TASK MATERIAL:
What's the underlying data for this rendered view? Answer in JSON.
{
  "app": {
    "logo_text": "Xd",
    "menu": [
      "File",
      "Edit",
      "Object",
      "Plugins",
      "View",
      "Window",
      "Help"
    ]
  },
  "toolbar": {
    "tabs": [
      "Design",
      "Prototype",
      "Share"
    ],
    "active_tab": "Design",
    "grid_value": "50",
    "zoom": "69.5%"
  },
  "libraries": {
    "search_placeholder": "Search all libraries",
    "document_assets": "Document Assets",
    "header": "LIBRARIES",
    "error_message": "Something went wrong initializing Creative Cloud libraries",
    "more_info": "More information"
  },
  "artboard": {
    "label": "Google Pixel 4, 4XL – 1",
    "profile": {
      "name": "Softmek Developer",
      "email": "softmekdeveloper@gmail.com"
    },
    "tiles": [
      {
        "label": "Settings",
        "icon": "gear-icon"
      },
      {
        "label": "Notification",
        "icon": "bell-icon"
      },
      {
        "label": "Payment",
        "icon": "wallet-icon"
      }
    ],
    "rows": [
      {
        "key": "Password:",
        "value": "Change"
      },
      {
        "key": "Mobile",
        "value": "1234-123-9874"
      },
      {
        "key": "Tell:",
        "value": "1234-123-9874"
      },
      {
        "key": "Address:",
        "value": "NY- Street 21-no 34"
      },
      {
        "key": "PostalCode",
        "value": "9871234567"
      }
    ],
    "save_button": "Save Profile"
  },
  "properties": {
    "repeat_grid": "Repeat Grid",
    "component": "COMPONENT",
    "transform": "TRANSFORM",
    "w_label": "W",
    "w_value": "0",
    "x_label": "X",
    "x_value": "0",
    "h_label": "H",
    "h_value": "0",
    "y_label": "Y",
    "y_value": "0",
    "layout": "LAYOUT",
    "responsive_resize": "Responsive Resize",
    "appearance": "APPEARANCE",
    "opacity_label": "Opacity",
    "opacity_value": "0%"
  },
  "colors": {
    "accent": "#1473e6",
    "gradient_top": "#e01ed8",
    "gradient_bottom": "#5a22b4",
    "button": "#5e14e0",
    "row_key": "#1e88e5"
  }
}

EXERCISE:
Print the complete listing again, exactly as it stands.

EXERCISE ANSWER:
What's the underlying data for this rendered view? Answer in JSON.
{
  "app": {
    "logo_text": "Xd",
    "menu": [
      "File",
      "Edit",
      "Object",
      "Plugins",
      "View",
      "Window",
      "Help"
    ]
  },
  "toolbar": {
    "tabs": [
      "Design",
      "Prototype",
      "Share"
    ],
    "active_tab": "Design",
    "grid_value": "50",
    "zoom": "69.5%"
  },
  "libraries": {
    "search_placeholder": "Search all libraries",
    "document_assets": "Document Assets",
    "header": "LIBRARIES",
    "error_message": "Something went wrong initializing Creative Cloud libraries",
    "more_info": "More information"
  },
  "artboard": {
    "label": "Google Pixel 4, 4XL – 1",
    "profile": {
      "name": "Softmek Developer",
      "email": "softmekdeveloper@gmail.com"
    },
    "tiles": [
      {
        "label": "Settings",
        "icon": "gear-icon"
      },
      {
        "label": "Notification",
        "icon": "bell-icon"
      },
      {
        "label": "Payment",
        "icon": "wallet-icon"
      }
    ],
    "rows": [
      {
        "key": "Password:",
        "value": "Change"
      },
      {
        "key": "Mobile",
        "value": "1234-123-9874"
      },
      {
        "key": "Tell:",
        "value": "1234-123-9874"
      },
      {
        "key": "Address:",
        "value": "NY- Street 21-no 34"
      },
      {
        "key": "PostalCode",
        "value": "9871234567"
      }
    ],
    "save_button": "Save Profile"
  },
  "properties": {
    "repeat_grid": "Repeat Grid",
    "component": "COMPONENT",
    "transform": "TRANSFORM",
    "w_label": "W",
    "w_value": "0",
    "x_label": "X",
    "x_value": "0",
    "h_label": "H",
    "h_value": "0",
    "y_label": "Y",
    "y_value": "0",
    "layout": "LAYOUT",
    "responsive_resize": "Responsive Resize",
    "appearance": "APPEARANCE",
    "opacity_label": "Opacity",
    "opacity_value": "0%"
  },
  "colors": {
    "accent": "#1473e6",
    "gradient_top": "#e01ed8",
    "gradient_bottom": "#5a22b4",
    "button": "#5e14e0",
    "row_key": "#1e88e5"
  }
}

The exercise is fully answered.